▶ _Stated exercise_
Transcribe the listing verbatim. Do not carry over any pictures.
□ □ □ □ □ □ □
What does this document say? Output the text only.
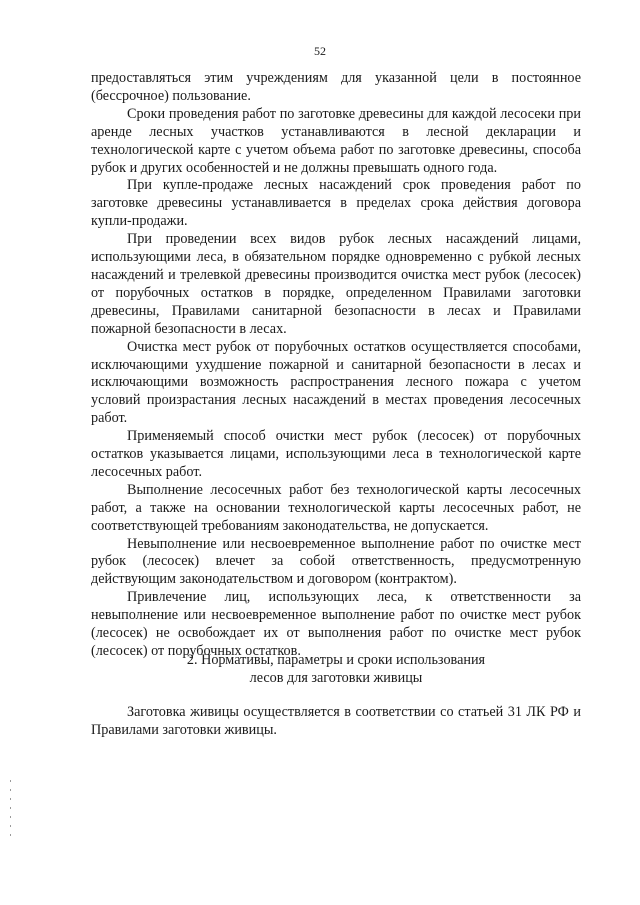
52

предоставляться этим учреждениям для указанной цели в постоянное (бессрочное) пользование.

Сроки проведения работ по заготовке древесины для каждой лесосеки при аренде лесных участков устанавливаются в лесной декларации и технологической карте с учетом объема работ по заготовке древесины, способа рубок и других особенностей и не должны превышать одного года.

При купле-продаже лесных насаждений срок проведения работ по заготовке древесины устанавливается в пределах срока действия договора купли-продажи.

При проведении всех видов рубок лесных насаждений лицами, использующими леса, в обязательном порядке одновременно с рубкой лесных насаждений и трелевкой древесины производится очистка мест рубок (лесосек) от порубочных остатков в порядке, определенном Правилами заготовки древесины, Правилами санитарной безопасности в лесах и Правилами пожарной безопасности в лесах.

Очистка мест рубок от порубочных остатков осуществляется способами, исключающими ухудшение пожарной и санитарной безопасности в лесах и исключающими возможность распространения лесного пожара с учетом условий произрастания лесных насаждений в местах проведения лесосечных работ.

Применяемый способ очистки мест рубок (лесосек) от порубочных остатков указывается лицами, использующими леса в технологической карте лесосечных работ.

Выполнение лесосечных работ без технологической карты лесосечных работ, а также на основании технологической карты лесосечных работ, не соответствующей требованиям законодательства, не допускается.

Невыполнение или несвоевременное выполнение работ по очистке мест рубок (лесосек) влечет за собой ответственность, предусмотренную действующим законодательством и договором (контрактом).

Привлечение лиц, использующих леса, к ответственности за невыполнение или несвоевременное выполнение работ по очистке мест рубок (лесосек) не освобождает их от выполнения работ по очистке мест рубок (лесосек) от порубочных остатков.

2. Нормативы, параметры и сроки использования
лесов для заготовки живицы

Заготовка живицы осуществляется в соответствии со статьей 31 ЛК РФ и Правилами заготовки живицы.
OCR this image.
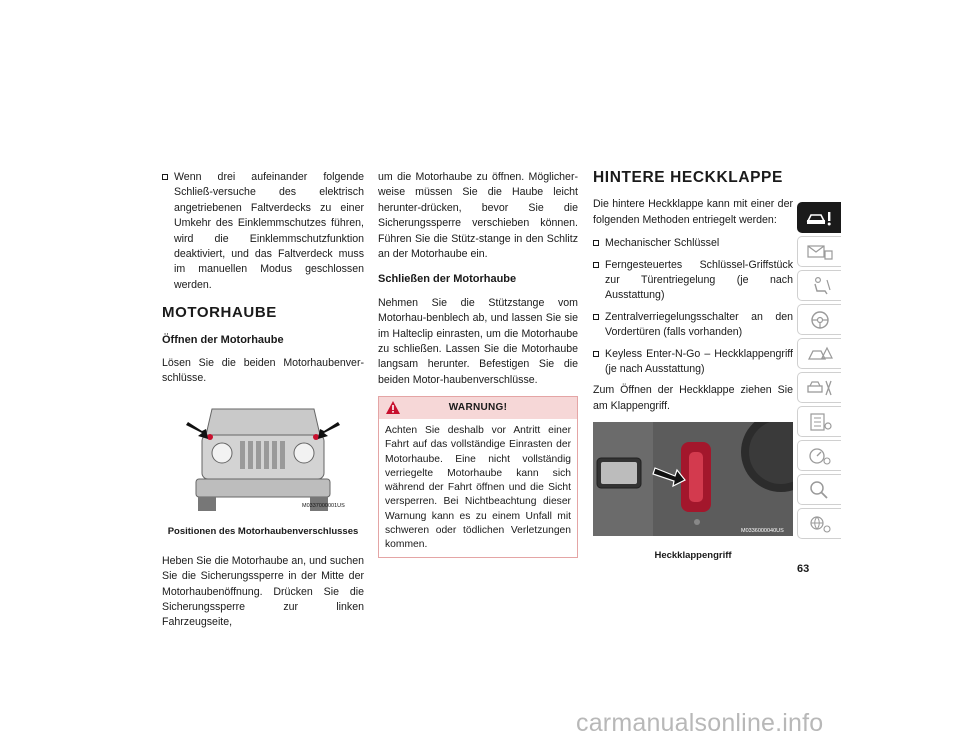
Wenn drei aufeinander folgende Schließ-versuche des elektrisch angetriebenen Faltverdecks zu einer Umkehr des Einklemmschutzes führen, wird die Einklemmschutzfunktion deaktiviert, und das Faltverdeck muss im manuellen Modus geschlossen werden.
MOTORHAUBE
Öffnen der Motorhaube

Lösen Sie die beiden Motorhaubenver-schlüsse.

M0337000001US
Positionen des Motorhaubenverschlusses

Heben Sie die Motorhaube an, und suchen Sie die Sicherungssperre in der Mitte der Motorhaubenöffnung. Drücken Sie die Sicherungssperre zur linken Fahrzeugseite,

um die Motorhaube zu öffnen. Möglicher-weise müssen Sie die Haube leicht herunter-drücken, bevor Sie die Sicherungssperre verschieben können. Führen Sie die Stütz-stange in den Schlitz an der Motorhaube ein.

Schließen der Motorhaube

Nehmen Sie die Stützstange vom Motorhau-benblech ab, und lassen Sie sie im Halteclip einrasten, um die Motorhaube zu schließen. Lassen Sie die Motorhaube langsam herunter. Befestigen Sie die beiden Motor-haubenverschlüsse.

WARNUNG!
Achten Sie deshalb vor Antritt einer Fahrt auf das vollständige Einrasten der Motorhaube. Eine nicht vollständig verriegelte Motorhaube kann sich während der Fahrt öffnen und die Sicht versperren. Bei Nichtbeachtung dieser Warnung kann es zu einem Unfall mit schweren oder tödlichen Verletzungen kommen.
HINTERE HECKKLAPPE

Die hintere Heckklappe kann mit einer der folgenden Methoden entriegelt werden:

Mechanischer Schlüssel
Ferngesteuertes Schlüssel-Griffstück zur Türentriegelung (je nach Ausstattung)
Zentralverriegelungsschalter an den Vordertüren (falls vorhanden)
Keyless Enter-N-Go – Heckklappengriff (je nach Ausstattung)

Zum Öffnen der Heckklappe ziehen Sie am Klappengriff.

M0336000040US
Heckklappengriff
63
carmanualsonline.info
□ □ □ □ □ □ □
▶ _Written answer_
What does this document say? Output the text only.
52

предоставляться этим учреждениям для указанной цели в постоянное (бессрочное) пользование.

Сроки проведения работ по заготовке древесины для каждой лесосеки при аренде лесных участков устанавливаются в лесной декларации и технологической карте с учетом объема работ по заготовке древесины, способа рубок и других особенностей и не должны превышать одного года.

При купле-продаже лесных насаждений срок проведения работ по заготовке древесины устанавливается в пределах срока действия договора купли-продажи.

При проведении всех видов рубок лесных насаждений лицами, использующими леса, в обязательном порядке одновременно с рубкой лесных насаждений и трелевкой древесины производится очистка мест рубок (лесосек) от порубочных остатков в порядке, определенном Правилами заготовки древесины, Правилами санитарной безопасности в лесах и Правилами пожарной безопасности в лесах.

Очистка мест рубок от порубочных остатков осуществляется способами, исключающими ухудшение пожарной и санитарной безопасности в лесах и исключающими возможность распространения лесного пожара с учетом условий произрастания лесных насаждений в местах проведения лесосечных работ.

Применяемый способ очистки мест рубок (лесосек) от порубочных остатков указывается лицами, использующими леса в технологической карте лесосечных работ.

Выполнение лесосечных работ без технологической карты лесосечных работ, а также на основании технологической карты лесосечных работ, не соответствующей требованиям законодательства, не допускается.

Невыполнение или несвоевременное выполнение работ по очистке мест рубок (лесосек) влечет за собой ответственность, предусмотренную действующим законодательством и договором (контрактом).

Привлечение лиц, использующих леса, к ответственности за невыполнение или несвоевременное выполнение работ по очистке мест рубок (лесосек) не освобождает их от выполнения работ по очистке мест рубок (лесосек) от порубочных остатков.

2. Нормативы, параметры и сроки использования
лесов для заготовки живицы

Заготовка живицы осуществляется в соответствии со статьей 31 ЛК РФ и Правилами заготовки живицы.
OCR this image.
Wenn drei aufeinander folgende Schließ-versuche des elektrisch angetriebenen Faltverdecks zu einer Umkehr des Einklemmschutzes führen, wird die Einklemmschutzfunktion deaktiviert, und das Faltverdeck muss im manuellen Modus geschlossen werden.
MOTORHAUBE
Öffnen der Motorhaube

Lösen Sie die beiden Motorhaubenver-schlüsse.

M0337000001US
Positionen des Motorhaubenverschlusses

Heben Sie die Motorhaube an, und suchen Sie die Sicherungssperre in der Mitte der Motorhaubenöffnung. Drücken Sie die Sicherungssperre zur linken Fahrzeugseite,

um die Motorhaube zu öffnen. Möglicher-weise müssen Sie die Haube leicht herunter-drücken, bevor Sie die Sicherungssperre verschieben können. Führen Sie die Stütz-stange in den Schlitz an der Motorhaube ein.

Schließen der Motorhaube

Nehmen Sie die Stützstange vom Motorhau-benblech ab, und lassen Sie sie im Halteclip einrasten, um die Motorhaube zu schließen. Lassen Sie die Motorhaube langsam herunter. Befestigen Sie die beiden Motor-haubenverschlüsse.

WARNUNG!
Achten Sie deshalb vor Antritt einer Fahrt auf das vollständige Einrasten der Motorhaube. Eine nicht vollständig verriegelte Motorhaube kann sich während der Fahrt öffnen und die Sicht versperren. Bei Nichtbeachtung dieser Warnung kann es zu einem Unfall mit schweren oder tödlichen Verletzungen kommen.
HINTERE HECKKLAPPE

Die hintere Heckklappe kann mit einer der folgenden Methoden entriegelt werden:

Mechanischer Schlüssel
Ferngesteuertes Schlüssel-Griffstück zur Türentriegelung (je nach Ausstattung)
Zentralverriegelungsschalter an den Vordertüren (falls vorhanden)
Keyless Enter-N-Go – Heckklappengriff (je nach Ausstattung)

Zum Öffnen der Heckklappe ziehen Sie am Klappengriff.

M0336000040US
Heckklappengriff
63
carmanualsonline.info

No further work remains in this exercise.